= What this exercise asks =
A: Duplicate the stretch of the headache post from "Wednesday, September 20, 2006" through "start off slow.".
B: Answer these questions from the headache post:
(i) What date appears at the top of the post?
(ii) Where does the notion of an ache first tickle?
(iii) What word does the writer call better than "pulse"?
C: Resume the headache post after its final sentence.

= Study text =
■ ■ ■ ■ ■

Wednesday, September 20, 2006

Baby Headaches

And by baby headache, I don’t mean a small headache. Have you ever had a bad headaches? Of course you have.

You know they start off slow.

The notion of an ache tickles down the nape of your neck. You try to shake it off, like a like that bad streak of cards at the weekly poker game.

But it won’t be shrugged off so easy.

Instead, the notion begins to pulse. Lightly. You rub gingerly where the neck bone connects with the back bone. This only seems to relocate the pulse. And strengthen it.

Now the pain (yes, it won’t be denied; it is an actual pain) has bullied its way to the spot where the neck bone meets the head bone and the jaw bone. Did I say pulse?

Throb is a better word.

And it’s radiating.

Your jaw rotates – open, close, open, close, side-to-side, side-to-side – as your wisdom teeth find the ache.

You’ve kept yourself busy with other thoughts; but it doesn’t work. Now your eye sockets, your sinuses, your tendons, jaw, teeth, joints, the synovial fluid between the joint; everything from the shoulders up hurts.

■ ■ ■ ■ ■

= Data for analysis =
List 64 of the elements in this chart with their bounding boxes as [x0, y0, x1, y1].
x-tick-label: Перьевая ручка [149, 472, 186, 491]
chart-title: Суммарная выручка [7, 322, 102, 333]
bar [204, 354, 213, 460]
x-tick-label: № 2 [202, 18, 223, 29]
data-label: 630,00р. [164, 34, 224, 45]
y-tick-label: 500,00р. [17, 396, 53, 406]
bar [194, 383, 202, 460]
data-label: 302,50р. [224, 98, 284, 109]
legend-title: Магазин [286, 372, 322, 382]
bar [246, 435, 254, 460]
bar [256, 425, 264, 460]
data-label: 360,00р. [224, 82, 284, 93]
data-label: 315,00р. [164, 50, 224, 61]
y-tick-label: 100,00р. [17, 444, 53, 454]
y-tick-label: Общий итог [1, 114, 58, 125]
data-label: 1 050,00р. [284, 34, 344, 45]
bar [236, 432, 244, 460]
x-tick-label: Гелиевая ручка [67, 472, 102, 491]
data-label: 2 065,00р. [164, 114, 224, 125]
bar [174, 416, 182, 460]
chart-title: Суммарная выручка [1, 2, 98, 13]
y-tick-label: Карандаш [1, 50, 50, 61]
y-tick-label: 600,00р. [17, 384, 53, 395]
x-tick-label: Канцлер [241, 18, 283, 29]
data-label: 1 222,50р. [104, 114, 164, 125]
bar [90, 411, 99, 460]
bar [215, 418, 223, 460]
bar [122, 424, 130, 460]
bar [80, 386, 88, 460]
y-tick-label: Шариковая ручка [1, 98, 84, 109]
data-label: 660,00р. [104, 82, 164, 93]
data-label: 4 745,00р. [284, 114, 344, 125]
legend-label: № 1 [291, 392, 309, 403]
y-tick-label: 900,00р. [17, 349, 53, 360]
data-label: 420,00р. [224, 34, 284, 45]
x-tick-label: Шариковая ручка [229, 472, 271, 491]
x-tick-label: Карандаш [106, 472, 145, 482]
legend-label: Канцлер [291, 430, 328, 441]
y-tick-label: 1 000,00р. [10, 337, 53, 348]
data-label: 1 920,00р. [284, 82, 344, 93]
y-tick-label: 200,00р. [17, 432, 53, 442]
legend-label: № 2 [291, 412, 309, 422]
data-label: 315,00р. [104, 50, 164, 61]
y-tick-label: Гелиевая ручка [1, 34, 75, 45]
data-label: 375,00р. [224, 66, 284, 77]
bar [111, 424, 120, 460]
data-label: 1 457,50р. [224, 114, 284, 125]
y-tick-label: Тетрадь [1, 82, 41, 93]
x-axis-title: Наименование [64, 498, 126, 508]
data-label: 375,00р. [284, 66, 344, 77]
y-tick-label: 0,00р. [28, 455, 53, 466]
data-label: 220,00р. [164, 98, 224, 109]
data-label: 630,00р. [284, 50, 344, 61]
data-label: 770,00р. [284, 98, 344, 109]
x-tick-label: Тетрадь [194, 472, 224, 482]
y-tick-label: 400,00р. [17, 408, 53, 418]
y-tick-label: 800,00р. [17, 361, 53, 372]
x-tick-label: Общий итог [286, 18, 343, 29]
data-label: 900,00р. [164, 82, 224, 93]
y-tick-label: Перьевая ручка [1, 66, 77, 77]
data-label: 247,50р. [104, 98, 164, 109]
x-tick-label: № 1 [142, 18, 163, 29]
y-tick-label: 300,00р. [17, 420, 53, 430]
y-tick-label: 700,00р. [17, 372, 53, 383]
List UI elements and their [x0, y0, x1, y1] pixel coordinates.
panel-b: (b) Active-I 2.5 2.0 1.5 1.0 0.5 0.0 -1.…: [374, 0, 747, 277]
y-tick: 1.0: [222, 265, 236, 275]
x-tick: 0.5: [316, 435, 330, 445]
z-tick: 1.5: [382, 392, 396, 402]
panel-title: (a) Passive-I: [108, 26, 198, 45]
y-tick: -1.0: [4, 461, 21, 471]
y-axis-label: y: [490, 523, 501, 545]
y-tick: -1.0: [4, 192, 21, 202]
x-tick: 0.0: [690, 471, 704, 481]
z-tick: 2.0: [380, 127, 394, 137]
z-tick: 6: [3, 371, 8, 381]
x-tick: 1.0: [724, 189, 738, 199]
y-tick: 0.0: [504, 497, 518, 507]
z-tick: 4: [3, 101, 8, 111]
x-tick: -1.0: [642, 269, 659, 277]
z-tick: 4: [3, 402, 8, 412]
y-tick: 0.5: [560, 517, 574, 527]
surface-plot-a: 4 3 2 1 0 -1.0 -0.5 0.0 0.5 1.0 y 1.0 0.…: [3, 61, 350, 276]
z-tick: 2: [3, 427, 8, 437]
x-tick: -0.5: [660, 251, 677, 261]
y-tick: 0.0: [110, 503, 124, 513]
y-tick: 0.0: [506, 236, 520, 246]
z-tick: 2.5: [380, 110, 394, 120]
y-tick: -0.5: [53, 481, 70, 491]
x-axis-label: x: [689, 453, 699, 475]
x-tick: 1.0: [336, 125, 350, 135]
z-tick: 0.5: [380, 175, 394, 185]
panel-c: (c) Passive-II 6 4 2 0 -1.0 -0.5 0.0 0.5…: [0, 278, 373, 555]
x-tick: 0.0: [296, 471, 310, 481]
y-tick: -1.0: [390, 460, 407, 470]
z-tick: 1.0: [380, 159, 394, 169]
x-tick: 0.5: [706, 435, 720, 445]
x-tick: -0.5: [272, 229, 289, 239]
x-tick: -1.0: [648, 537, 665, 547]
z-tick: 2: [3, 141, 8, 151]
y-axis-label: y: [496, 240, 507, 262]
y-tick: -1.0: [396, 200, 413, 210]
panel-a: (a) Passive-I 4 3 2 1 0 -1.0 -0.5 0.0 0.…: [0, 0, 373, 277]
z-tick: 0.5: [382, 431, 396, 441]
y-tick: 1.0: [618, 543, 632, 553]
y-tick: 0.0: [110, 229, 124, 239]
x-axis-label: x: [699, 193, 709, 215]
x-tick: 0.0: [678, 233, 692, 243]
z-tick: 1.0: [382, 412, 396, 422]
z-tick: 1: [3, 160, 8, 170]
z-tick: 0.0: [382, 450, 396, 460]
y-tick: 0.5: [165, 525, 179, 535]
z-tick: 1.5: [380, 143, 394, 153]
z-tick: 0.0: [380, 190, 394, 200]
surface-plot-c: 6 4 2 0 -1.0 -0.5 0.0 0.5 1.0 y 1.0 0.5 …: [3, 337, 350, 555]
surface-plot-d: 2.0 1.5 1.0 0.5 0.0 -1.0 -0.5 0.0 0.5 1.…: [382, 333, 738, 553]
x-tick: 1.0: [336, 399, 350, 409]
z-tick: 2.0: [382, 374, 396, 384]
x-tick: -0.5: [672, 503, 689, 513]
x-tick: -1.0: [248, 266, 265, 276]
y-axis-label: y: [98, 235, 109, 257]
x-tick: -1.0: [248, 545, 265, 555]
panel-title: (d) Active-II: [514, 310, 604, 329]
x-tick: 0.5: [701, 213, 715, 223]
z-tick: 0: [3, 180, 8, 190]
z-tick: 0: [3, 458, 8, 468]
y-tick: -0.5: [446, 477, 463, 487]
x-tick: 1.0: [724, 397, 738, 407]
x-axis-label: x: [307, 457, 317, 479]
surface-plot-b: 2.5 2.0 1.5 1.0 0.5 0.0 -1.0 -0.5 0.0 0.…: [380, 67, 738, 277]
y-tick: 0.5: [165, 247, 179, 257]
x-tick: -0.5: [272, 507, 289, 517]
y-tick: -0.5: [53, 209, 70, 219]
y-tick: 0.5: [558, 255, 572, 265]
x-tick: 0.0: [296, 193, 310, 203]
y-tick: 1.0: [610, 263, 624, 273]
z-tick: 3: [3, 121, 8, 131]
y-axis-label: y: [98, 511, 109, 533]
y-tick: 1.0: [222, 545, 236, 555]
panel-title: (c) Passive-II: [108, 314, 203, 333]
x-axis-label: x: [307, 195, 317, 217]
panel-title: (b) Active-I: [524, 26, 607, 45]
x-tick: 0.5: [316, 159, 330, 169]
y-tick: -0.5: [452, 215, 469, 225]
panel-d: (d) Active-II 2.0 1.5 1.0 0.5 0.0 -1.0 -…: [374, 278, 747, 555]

■ ■ ■ ■ ■

= Task-by-task outputs =
A:
Wednesday, September 20, 2006

Baby Headaches

And by baby headache, I don’t mean a small headache. Have you ever had a bad headaches? Of course you have.

You know they start off slow.

B:
(i) Wednesday, September 20, 2006
(ii) Down the nape of your neck
(iii) Throb

C:
Not a migraine, but close. You tried acetaminophen; two, in fact. No good. Well, the answer is obvious.

Two ibuprofen.

For the right problem – specific types of headaches – ibuprofen is ambrosia. A nectar of the gods. But when you’re pregnant, you are denied ambrosia. While there have been no adequate studies of effects of ibuprofen in pregnant women, the ambrosia has been recently accused of causing birth defects in unborn children.

P.Pie has these headaches. They attack her without warning and with no specific time or duration. It might last 20 minutes, it might last 2 days.

Just one of the many changes that happen during pregnancy.

If you have a solution, I’d love to hear about it.